### Directions for this task
Put the lines of the records into a JSON list of strings, one string per line and no blank lines, starting at the first line of the records and ending at the line that contains "358, 49, 371]", with both ends included.
┄┄┄┄┄┄
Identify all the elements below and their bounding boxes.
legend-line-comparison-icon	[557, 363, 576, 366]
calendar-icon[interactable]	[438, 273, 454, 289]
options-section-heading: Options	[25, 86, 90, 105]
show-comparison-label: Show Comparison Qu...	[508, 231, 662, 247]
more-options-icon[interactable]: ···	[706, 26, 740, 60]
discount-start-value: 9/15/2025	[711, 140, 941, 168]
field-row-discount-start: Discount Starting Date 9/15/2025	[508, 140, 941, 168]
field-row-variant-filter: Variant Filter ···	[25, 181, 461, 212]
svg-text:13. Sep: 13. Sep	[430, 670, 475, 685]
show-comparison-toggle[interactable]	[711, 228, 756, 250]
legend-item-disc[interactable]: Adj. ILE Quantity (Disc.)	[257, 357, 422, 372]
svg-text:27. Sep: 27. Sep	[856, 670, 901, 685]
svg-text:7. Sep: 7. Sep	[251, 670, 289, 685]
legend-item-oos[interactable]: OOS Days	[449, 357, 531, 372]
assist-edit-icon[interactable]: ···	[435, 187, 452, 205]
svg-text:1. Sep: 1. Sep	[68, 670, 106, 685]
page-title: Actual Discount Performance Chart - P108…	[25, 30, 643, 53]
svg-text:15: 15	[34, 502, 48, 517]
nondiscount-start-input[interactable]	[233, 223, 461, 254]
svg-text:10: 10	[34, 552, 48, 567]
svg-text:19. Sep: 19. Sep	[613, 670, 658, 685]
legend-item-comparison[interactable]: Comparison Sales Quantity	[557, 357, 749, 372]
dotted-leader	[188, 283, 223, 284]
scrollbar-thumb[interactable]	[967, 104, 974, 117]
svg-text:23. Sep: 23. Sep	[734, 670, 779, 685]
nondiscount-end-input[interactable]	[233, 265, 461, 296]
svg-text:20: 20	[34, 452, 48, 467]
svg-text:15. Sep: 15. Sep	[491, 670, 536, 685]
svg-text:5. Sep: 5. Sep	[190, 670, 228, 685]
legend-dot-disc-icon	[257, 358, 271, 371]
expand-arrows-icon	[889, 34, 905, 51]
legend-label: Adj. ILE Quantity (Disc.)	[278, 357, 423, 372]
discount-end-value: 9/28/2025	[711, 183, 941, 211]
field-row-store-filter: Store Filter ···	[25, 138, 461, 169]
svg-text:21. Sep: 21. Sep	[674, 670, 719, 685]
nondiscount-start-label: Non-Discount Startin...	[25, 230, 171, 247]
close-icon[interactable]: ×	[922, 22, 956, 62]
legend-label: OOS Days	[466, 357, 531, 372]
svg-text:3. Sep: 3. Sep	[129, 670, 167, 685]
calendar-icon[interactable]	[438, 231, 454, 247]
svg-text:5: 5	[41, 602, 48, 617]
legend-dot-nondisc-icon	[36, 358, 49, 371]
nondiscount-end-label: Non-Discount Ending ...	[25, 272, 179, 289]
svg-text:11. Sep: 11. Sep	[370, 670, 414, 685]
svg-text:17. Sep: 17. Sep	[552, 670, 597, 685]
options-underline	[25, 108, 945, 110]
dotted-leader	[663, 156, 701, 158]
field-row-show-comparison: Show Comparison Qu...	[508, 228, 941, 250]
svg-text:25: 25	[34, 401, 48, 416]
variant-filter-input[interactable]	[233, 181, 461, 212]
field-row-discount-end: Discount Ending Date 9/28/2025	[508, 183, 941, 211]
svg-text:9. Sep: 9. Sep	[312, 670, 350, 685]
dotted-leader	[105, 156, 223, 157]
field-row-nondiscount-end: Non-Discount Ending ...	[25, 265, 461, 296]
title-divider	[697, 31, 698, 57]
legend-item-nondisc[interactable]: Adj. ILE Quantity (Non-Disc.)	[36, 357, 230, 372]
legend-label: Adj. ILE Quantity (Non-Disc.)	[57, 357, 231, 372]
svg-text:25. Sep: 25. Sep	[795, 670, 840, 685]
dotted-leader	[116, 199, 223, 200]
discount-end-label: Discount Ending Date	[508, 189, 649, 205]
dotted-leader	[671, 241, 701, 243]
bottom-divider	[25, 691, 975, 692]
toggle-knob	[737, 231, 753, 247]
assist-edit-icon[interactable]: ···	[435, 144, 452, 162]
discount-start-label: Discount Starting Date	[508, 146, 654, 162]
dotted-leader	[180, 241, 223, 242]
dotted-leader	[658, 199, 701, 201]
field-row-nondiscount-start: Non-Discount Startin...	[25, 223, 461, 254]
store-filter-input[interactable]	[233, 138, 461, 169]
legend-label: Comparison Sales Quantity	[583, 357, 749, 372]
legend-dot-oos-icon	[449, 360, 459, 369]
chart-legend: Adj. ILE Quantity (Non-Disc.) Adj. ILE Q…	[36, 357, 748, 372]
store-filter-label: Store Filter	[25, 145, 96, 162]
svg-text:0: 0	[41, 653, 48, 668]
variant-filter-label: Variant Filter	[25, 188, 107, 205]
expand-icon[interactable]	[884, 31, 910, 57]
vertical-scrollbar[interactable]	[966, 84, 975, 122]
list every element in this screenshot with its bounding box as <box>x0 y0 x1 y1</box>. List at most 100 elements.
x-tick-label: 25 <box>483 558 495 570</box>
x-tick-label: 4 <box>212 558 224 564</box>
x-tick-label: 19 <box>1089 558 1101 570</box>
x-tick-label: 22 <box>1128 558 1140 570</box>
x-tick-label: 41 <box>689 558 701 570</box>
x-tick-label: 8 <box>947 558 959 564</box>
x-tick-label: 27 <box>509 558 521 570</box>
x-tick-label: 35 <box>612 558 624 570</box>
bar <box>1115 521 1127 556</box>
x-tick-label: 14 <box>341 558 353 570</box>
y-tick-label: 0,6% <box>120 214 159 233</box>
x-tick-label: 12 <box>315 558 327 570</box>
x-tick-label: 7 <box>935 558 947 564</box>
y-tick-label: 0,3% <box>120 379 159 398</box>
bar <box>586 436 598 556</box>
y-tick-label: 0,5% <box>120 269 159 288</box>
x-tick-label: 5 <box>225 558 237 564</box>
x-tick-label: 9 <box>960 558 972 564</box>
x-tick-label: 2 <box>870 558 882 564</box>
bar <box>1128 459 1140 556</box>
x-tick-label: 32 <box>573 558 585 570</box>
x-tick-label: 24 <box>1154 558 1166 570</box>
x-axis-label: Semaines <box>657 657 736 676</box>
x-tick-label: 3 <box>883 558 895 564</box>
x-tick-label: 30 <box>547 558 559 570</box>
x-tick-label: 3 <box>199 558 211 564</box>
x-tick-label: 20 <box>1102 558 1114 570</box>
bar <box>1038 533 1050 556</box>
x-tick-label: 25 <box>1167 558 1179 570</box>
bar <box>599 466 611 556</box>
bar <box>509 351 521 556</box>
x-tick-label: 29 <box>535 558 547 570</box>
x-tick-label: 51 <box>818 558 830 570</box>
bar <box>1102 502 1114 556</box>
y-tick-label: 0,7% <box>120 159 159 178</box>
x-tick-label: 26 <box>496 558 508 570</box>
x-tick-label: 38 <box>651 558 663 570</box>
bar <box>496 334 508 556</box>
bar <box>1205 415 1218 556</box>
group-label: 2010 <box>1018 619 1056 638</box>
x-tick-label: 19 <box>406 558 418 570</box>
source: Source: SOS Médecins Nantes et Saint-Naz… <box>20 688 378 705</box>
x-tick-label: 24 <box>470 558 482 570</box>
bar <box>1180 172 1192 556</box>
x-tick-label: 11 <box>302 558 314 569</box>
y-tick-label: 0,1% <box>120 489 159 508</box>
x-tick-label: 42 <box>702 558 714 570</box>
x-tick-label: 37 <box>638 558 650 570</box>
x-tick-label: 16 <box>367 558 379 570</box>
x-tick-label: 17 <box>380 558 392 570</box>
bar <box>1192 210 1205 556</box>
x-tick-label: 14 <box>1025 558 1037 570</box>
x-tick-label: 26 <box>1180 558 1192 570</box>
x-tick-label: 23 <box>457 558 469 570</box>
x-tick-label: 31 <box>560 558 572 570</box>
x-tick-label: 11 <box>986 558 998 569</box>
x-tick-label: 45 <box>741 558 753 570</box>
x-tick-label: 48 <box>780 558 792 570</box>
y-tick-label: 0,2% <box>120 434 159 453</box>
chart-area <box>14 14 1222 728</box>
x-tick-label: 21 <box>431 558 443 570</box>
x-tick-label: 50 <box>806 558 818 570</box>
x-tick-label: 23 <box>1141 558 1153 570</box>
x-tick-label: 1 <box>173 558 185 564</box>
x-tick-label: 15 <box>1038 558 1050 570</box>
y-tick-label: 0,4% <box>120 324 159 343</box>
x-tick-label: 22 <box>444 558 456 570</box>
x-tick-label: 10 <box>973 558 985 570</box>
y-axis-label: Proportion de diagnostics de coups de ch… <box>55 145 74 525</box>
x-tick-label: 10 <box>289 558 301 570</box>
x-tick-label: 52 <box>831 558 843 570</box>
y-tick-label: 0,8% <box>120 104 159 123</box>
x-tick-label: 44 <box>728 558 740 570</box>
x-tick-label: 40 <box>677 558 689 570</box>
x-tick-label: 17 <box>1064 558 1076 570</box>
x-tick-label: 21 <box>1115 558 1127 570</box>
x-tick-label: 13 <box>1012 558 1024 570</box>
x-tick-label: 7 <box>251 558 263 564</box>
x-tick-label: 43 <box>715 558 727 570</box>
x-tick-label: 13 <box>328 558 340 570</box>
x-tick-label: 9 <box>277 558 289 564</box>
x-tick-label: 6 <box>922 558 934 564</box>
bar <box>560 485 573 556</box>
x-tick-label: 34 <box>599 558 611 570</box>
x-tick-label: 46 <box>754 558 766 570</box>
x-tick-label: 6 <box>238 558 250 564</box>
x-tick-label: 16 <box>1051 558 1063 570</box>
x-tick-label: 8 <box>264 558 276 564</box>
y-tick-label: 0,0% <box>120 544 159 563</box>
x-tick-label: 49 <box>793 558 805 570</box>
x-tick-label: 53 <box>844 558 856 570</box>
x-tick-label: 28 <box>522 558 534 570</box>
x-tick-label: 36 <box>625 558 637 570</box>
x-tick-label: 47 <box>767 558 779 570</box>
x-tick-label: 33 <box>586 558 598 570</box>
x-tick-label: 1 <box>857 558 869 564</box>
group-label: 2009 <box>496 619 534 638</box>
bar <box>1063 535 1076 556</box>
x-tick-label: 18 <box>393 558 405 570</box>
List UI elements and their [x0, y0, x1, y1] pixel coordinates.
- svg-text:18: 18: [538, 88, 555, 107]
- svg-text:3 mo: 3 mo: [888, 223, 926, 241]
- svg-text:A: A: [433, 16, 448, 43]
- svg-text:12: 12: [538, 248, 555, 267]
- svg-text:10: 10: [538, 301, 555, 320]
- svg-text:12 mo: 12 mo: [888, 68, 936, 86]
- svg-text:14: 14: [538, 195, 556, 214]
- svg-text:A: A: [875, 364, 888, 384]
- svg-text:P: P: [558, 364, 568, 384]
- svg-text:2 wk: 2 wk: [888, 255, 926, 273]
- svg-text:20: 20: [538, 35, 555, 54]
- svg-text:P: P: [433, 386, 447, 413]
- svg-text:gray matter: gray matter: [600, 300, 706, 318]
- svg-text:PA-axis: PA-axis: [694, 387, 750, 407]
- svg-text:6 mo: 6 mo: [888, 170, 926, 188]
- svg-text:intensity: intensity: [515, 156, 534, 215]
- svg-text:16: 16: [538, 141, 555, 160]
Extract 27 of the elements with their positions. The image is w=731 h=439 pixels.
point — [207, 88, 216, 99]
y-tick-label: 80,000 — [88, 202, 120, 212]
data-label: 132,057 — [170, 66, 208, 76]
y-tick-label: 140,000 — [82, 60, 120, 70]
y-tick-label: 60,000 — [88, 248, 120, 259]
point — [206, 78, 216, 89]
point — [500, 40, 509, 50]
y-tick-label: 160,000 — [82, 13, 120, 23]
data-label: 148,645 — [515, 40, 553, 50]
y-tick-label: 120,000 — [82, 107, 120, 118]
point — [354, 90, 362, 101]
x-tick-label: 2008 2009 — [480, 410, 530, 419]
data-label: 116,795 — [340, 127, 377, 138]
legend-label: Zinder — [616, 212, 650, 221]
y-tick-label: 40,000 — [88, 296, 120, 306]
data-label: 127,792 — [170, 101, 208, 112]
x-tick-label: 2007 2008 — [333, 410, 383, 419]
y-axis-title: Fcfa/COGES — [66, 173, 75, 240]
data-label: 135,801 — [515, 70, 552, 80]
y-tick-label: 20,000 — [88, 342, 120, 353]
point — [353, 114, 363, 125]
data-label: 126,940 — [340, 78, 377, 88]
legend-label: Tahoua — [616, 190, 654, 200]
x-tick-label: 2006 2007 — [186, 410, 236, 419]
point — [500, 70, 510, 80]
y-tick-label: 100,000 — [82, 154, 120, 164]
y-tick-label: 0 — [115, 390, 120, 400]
┄┄┄┄┄┄
### Final answer
[
  "Identify all the elements below and their bounding boxes.",
  "legend-line-comparison-icon\t[557, 363, 576, 366]",
  "calendar-icon[interactable]\t[438, 273, 454, 289]",
  "options-section-heading: Options\t[25, 86, 90, 105]",
  "show-comparison-label: Show Comparison Qu...\t[508, 231, 662, 247]",
  "more-options-icon[interactable]: ···\t[706, 26, 740, 60]",
  "discount-start-value: 9/15/2025\t[711, 140, 941, 168]",
  "field-row-discount-start: Discount Starting Date 9/15/2025\t[508, 140, 941, 168]",
  "field-row-variant-filter: Variant Filter ···\t[25, 181, 461, 212]",
  "svg-text:13. Sep: 13. Sep\t[430, 670, 475, 685]",
  "show-comparison-toggle[interactable]\t[711, 228, 756, 250]",
  "legend-item-disc[interactable]: Adj. ILE Quantity (Disc.)\t[257, 357, 422, 372]",
  "svg-text:27. Sep: 27. Sep\t[856, 670, 901, 685]",
  "svg-text:7. Sep: 7. Sep\t[251, 670, 289, 685]",
  "legend-item-oos[interactable]: OOS Days\t[449, 357, 531, 372]",
  "assist-edit-icon[interactable]: ···\t[435, 187, 452, 205]",
  "svg-text:1. Sep: 1. Sep\t[68, 670, 106, 685]",
  "page-title: Actual Discount Performance Chart - P108…\t[25, 30, 643, 53]",
  "svg-text:15: 15\t[34, 502, 48, 517]",
  "nondiscount-start-input[interactable]\t[233, 223, 461, 254]",
  "svg-text:10: 10\t[34, 552, 48, 567]",
  "svg-text:19. Sep: 19. Sep\t[613, 670, 658, 685]",
  "legend-item-comparison[interactable]: Comparison Sales Quantity\t[557, 357, 749, 372]",
  "dotted-leader\t[188, 283, 223, 284]",
  "scrollbar-thumb[interactable]\t[967, 104, 974, 117]",
  "svg-text:23. Sep: 23. Sep\t[734, 670, 779, 685]",
  "nondiscount-end-input[interactable]\t[233, 265, 461, 296]",
  "svg-text:20: 20\t[34, 452, 48, 467]",
  "svg-text:15. Sep: 15. Sep\t[491, 670, 536, 685]",
  "svg-text:5. Sep: 5. Sep\t[190, 670, 228, 685]",
  "legend-dot-disc-icon\t[257, 358, 271, 371]",
  "expand-arrows-icon\t[889, 34, 905, 51]",
  "legend-label: Adj. ILE Quantity (Disc.)\t[278, 357, 423, 372]",
  "discount-end-value: 9/28/2025\t[711, 183, 941, 211]",
  "field-row-store-filter: Store Filter ···\t[25, 138, 461, 169]",
  "svg-text:21. Sep: 21. Sep\t[674, 670, 719, 685]",
  "nondiscount-start-label: Non-Discount Startin...\t[25, 230, 171, 247]",
  "close-icon[interactable]: ×\t[922, 22, 956, 62]",
  "legend-label: OOS Days\t[466, 357, 531, 372]",
  "svg-text:3. Sep: 3. Sep\t[129, 670, 167, 685]",
  "calendar-icon[interactable]\t[438, 231, 454, 247]",
  "svg-text:5: 5\t[41, 602, 48, 617]",
  "legend-dot-nondisc-icon\t[36, 358, 49, 371]"
]